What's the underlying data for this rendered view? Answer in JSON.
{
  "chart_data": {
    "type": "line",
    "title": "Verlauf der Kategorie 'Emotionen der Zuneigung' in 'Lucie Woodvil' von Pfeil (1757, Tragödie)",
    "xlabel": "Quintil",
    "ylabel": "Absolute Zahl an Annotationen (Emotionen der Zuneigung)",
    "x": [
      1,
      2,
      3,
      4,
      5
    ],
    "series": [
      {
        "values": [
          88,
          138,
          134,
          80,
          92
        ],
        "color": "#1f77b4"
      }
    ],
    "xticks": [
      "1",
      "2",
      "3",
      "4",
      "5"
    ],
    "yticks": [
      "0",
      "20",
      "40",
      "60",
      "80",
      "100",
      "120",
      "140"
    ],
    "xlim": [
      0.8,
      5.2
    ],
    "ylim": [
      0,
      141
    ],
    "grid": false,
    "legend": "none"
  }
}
+++++
→ **Goal**
Output the listing above without altering a single character.

→ **Complete answer**
What's the underlying data for this rendered view? Answer in JSON.
{
  "chart_data": {
    "type": "line",
    "title": "Verlauf der Kategorie 'Emotionen der Zuneigung' in 'Lucie Woodvil' von Pfeil (1757, Tragödie)",
    "xlabel": "Quintil",
    "ylabel": "Absolute Zahl an Annotationen (Emotionen der Zuneigung)",
    "x": [
      1,
      2,
      3,
      4,
      5
    ],
    "series": [
      {
        "values": [
          88,
          138,
          134,
          80,
          92
        ],
        "color": "#1f77b4"
      }
    ],
    "xticks": [
      "1",
      "2",
      "3",
      "4",
      "5"
    ],
    "yticks": [
      "0",
      "20",
      "40",
      "60",
      "80",
      "100",
      "120",
      "140"
    ],
    "xlim": [
      0.8,
      5.2
    ],
    "ylim": [
      0,
      141
    ],
    "grid": false,
    "legend": "none"
  }
}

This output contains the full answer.